**ОТРЫВОК СТРАНИЦЫ:**
Так происходит и в Финляндии. Там, если ребенка отбирают, то на месяц – и, заметьте, всегда дается время на исправление ситуации. По закону эти родители месяц находятся на бюллетене, могут не ходить на работу, но обязаны посещать соответствующие психологические курсы.

А как же многочисленные истории о несправедливо отобранных детях у русских мам в Финляндии?
Б. А.: Все очень просто. В Финляндии есть жесткое правило - социальные службы никогда не дают никакой информации. Все информация, которая есть у СМИ, - от этих мам.

Я им сочувствую, но по поводу семьи Завгородних, у которой отобрали четырех детей... Давайте будем взрослыми людьми: не отбирают детей за то, что дочка в школе сказала, что папа ее шлепнул, как раструбили все наши СМИ.

Этот суданец, ее муж, избивал многократно ее и детей. Она пряталась от него, ей много раз предлагали от него уйти, она не уходила. В конце концов, дошло до края. Эта история имеет предысторию, и очень тяжелую. Это почти всегда так. Я не говорю, что там нет перегибов – в США, Финляндии, Франции, Израиле.

Везде есть перегибы с вмешательством в семью. Дети часто сами этим пользуются и жалуются на родителей. Но в отличие от нас, это практически никогда не кончается сиротством. В Финляндии вообще нет лишения родительских прав. А у нас таких решений выносится 50-60 тысяч в год!

В каких случаях родителей могут лишить прав на детей?
Б. А.: Это все написано опять же в Семейном кодексе. Органы опеки подают в суд, и суд штампует такие дела, никогда их не разбирая.

А вообще, органы опеки могут прийти в любой дом?
Б. А.: Если поступает сигнал от соседей, что за стеной бьют ребенка, если он кричит, к примеру, тогда придут. Но вторжение в семью - вещь непростая. Как это, например, в благополучной в смысле соцслужб, Перми происходит?

После сигнала первыми в семью идут не органы опеки и не милиция, а социальные работники. Там даже в социальных центрах есть специальность – куратор семьи. Они приходят в квартиру просто поговорить с родителями, они не подчинены органам опеки, их никто не может направить.

**СОДЕРЖИМОЕ НАБОРА:**

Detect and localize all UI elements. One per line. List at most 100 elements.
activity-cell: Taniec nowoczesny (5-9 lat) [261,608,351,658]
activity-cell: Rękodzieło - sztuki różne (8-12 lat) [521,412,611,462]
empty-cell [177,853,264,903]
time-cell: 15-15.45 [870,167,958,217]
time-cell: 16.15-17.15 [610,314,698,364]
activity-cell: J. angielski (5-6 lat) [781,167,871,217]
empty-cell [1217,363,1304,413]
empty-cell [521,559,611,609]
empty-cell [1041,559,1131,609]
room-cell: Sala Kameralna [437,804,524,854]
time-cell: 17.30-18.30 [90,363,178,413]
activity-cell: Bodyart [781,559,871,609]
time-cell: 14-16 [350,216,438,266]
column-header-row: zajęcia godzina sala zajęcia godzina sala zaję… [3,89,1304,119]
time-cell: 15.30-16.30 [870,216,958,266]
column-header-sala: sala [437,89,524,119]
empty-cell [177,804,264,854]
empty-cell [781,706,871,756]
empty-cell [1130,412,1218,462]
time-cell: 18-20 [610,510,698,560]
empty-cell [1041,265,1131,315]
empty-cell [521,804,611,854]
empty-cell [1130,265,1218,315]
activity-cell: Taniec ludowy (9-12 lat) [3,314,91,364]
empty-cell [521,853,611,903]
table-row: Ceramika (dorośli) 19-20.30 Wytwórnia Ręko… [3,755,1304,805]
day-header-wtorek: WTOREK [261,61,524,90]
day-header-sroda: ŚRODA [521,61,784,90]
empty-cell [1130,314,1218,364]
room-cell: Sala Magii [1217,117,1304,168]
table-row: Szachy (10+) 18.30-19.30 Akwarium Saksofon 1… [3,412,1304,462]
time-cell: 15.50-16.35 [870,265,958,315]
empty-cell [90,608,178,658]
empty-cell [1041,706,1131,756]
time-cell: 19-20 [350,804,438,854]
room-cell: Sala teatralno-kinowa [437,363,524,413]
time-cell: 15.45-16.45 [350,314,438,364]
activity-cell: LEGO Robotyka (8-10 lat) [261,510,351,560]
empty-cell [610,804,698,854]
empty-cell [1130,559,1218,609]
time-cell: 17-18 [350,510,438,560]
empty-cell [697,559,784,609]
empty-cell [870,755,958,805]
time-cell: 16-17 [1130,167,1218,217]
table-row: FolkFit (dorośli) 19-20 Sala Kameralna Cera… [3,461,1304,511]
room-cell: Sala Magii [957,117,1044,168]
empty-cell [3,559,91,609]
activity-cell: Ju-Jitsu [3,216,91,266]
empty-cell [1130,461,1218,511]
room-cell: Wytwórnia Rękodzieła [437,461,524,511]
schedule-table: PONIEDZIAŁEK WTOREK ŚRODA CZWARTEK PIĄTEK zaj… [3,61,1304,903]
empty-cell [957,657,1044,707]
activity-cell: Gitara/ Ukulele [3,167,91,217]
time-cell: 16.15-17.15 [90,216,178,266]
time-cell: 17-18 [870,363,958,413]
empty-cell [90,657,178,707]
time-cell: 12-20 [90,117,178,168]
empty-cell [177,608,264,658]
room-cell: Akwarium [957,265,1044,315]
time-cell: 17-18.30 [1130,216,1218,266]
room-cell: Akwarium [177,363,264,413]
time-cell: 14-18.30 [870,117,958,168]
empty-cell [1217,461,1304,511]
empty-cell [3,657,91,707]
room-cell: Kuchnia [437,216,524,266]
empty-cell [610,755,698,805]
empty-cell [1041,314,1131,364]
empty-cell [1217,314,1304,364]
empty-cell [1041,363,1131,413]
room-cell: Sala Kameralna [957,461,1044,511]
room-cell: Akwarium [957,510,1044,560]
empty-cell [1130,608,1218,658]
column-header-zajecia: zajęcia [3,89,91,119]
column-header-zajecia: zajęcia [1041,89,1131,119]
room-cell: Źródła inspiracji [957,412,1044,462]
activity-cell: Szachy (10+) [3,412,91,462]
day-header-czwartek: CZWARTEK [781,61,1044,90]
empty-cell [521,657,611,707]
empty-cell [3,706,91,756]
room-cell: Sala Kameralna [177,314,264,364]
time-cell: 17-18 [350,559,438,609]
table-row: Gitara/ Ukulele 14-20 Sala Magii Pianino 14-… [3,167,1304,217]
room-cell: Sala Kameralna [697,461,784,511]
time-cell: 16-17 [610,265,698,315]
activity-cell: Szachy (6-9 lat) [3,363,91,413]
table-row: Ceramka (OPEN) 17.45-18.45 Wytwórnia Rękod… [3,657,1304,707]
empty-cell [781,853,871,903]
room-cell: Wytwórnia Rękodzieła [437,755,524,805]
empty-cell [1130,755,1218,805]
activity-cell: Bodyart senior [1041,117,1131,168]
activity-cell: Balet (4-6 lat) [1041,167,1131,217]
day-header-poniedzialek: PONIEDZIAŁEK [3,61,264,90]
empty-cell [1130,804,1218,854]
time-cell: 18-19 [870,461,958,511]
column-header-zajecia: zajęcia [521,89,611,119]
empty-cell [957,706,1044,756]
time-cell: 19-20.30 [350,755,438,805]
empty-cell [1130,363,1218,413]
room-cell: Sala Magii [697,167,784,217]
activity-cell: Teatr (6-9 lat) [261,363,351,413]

**РАБОЧЕЕ ЗАДАНИЕ:**
Коротко ответьте на вопросы по отрывку об изъятии детей из семей:
1. На какой срок в Финляндии отбирают ребенка?
2. Сколько решений о лишении родительских прав выносится «у нас» за год?
3. Кто в Перми первым идет в семью после сигнала?
Строки для работы не понадобятся.

**ОТВЕТ НА ЗАДАНИЕ:**
1. На месяц.
2. 50–60 тысяч.
3. Социальные работники.